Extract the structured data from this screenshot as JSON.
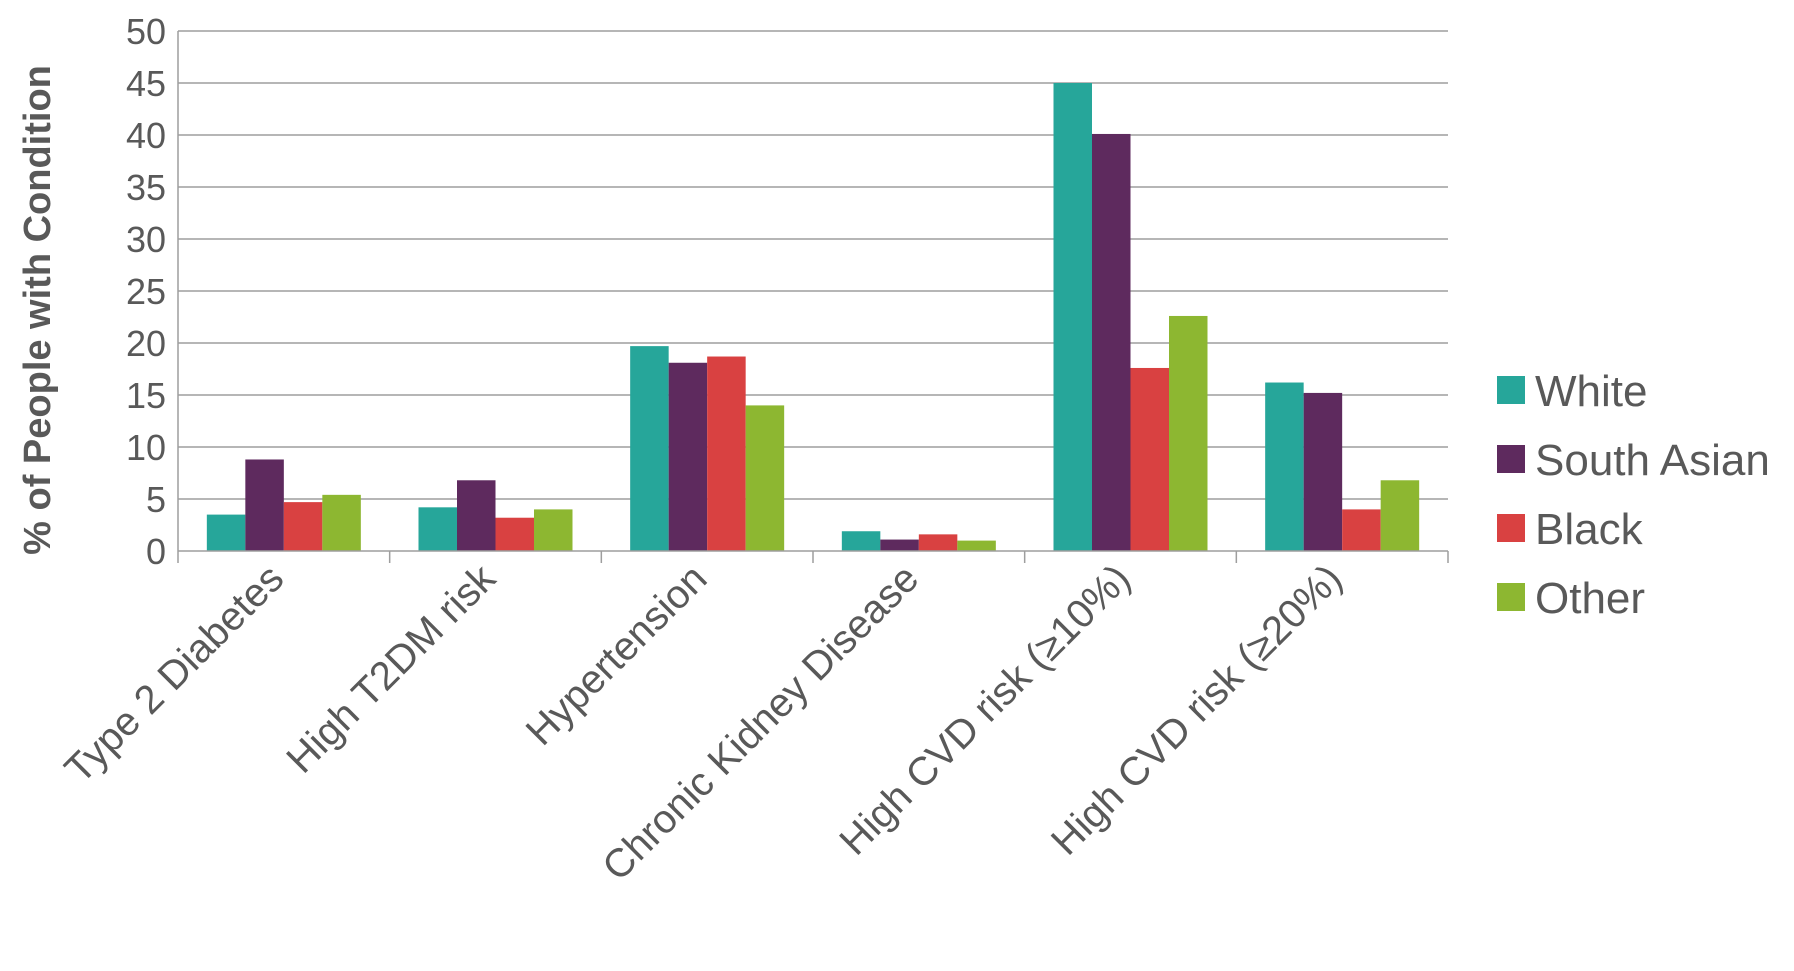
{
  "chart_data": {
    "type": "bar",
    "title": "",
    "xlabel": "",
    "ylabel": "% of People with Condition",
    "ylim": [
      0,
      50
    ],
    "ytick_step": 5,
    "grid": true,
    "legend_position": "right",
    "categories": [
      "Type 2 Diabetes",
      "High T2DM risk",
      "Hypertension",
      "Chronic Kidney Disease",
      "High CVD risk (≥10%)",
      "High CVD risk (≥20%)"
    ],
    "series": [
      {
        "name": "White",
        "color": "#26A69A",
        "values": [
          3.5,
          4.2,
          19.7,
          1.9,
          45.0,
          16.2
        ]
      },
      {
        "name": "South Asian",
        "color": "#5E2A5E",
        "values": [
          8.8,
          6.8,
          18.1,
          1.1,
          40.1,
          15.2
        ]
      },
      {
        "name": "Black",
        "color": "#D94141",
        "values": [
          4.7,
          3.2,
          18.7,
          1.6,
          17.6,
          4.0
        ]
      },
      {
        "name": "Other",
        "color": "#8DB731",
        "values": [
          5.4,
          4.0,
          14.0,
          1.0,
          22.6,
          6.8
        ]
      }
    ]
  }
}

------------

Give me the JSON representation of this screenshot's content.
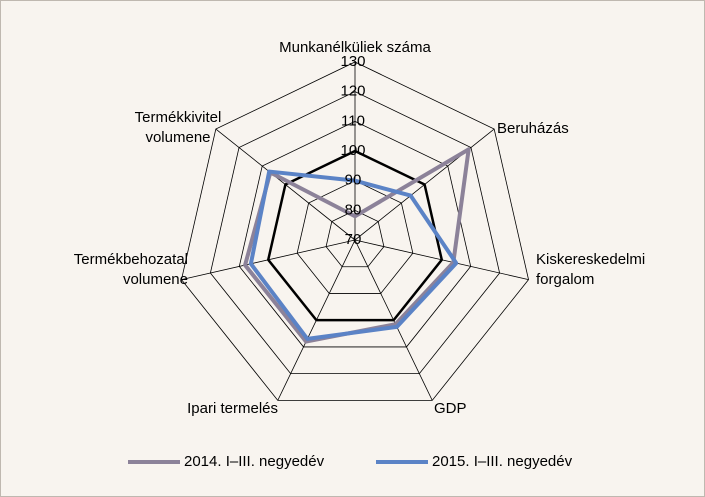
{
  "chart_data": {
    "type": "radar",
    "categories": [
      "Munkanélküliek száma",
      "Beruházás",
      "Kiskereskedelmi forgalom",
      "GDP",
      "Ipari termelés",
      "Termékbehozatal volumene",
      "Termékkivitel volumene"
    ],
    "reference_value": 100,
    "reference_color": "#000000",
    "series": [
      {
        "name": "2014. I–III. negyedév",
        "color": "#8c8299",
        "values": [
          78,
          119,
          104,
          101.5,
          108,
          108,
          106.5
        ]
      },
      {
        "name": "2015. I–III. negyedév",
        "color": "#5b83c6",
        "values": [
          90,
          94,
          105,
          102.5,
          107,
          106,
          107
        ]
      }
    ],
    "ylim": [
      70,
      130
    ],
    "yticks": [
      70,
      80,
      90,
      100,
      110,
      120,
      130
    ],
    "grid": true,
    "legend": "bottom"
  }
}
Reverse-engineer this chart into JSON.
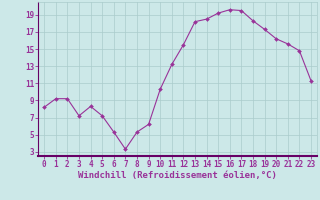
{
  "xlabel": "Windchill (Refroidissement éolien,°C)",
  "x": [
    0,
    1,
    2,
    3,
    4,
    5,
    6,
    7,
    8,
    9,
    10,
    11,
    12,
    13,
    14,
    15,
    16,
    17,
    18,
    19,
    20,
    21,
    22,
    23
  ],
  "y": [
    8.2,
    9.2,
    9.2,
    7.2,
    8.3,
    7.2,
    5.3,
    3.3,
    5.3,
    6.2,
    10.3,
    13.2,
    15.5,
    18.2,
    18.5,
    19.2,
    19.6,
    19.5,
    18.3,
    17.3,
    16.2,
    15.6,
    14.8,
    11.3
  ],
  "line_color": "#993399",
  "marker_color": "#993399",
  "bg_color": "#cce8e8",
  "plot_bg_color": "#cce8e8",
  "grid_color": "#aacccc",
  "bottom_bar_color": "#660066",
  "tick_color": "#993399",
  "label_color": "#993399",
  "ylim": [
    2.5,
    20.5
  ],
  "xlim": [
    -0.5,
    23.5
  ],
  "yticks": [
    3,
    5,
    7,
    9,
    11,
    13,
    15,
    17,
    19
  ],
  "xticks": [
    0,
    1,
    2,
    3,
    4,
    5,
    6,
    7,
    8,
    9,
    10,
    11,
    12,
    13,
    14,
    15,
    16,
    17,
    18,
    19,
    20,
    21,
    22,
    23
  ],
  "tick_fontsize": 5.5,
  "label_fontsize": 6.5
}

------------

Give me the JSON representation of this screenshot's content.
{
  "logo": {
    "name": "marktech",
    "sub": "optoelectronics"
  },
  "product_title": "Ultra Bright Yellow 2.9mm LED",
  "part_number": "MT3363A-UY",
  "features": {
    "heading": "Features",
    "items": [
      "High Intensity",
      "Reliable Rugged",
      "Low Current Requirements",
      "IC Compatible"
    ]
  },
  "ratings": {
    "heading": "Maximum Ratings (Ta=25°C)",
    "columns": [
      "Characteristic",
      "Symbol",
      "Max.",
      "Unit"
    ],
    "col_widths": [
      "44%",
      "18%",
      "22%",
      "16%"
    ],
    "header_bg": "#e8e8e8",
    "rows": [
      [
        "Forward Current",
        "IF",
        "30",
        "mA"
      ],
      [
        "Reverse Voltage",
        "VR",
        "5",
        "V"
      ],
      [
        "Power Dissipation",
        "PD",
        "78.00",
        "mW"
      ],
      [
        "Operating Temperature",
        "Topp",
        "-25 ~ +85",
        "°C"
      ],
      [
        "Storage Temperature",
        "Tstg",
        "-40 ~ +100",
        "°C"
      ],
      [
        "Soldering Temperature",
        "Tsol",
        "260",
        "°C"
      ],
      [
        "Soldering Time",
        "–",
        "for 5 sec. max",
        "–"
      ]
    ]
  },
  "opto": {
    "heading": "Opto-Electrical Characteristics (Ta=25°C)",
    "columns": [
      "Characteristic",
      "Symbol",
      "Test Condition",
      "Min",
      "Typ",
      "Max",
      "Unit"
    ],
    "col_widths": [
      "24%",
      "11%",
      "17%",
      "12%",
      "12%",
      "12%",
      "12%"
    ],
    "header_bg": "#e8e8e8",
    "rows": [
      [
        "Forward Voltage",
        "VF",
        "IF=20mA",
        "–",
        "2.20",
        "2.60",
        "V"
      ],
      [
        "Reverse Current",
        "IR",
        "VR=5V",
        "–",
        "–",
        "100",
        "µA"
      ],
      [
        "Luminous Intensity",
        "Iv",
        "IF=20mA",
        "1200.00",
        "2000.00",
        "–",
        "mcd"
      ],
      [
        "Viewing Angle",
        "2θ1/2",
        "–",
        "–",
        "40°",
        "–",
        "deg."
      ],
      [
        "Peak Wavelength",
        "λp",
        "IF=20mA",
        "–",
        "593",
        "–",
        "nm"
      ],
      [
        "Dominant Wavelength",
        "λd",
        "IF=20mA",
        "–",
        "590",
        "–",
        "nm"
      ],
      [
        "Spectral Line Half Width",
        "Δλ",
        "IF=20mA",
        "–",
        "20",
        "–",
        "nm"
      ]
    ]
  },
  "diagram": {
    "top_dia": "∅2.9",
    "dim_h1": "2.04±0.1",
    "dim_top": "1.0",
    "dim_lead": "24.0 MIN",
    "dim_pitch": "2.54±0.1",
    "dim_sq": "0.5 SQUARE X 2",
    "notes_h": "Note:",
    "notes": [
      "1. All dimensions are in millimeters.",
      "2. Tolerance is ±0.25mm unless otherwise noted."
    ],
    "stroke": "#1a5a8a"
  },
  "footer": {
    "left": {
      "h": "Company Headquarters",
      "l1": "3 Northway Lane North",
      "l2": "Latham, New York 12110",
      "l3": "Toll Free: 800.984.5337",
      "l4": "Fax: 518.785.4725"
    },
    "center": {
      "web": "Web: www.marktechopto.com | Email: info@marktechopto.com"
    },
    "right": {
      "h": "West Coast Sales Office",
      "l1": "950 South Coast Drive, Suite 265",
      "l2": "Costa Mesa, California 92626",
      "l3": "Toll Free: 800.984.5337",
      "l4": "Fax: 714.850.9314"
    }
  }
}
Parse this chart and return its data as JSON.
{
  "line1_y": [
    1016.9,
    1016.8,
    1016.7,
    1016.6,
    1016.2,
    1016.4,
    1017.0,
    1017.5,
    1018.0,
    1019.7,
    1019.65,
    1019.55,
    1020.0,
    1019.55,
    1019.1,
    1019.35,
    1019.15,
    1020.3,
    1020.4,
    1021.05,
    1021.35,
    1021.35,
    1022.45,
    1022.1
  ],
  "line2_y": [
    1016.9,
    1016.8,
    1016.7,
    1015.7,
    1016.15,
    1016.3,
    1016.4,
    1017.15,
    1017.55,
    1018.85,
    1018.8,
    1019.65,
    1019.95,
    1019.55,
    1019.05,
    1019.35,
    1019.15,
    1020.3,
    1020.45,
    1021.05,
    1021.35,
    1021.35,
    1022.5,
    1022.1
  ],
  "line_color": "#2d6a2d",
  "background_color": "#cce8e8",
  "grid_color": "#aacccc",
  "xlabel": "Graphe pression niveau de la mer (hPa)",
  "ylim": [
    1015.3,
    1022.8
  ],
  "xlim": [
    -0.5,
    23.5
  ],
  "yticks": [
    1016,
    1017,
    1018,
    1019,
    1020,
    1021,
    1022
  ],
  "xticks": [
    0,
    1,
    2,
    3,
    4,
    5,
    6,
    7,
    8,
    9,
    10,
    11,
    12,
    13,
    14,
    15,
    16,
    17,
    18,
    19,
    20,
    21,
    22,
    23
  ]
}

------------

§ **REQUIRED TASK**:
Locate all lines in the listing above with the word "South" and copy them.

§ **ANSWER**:
        "name": "South Asian",
      "l1": "950 South Coast Drive, Suite 265",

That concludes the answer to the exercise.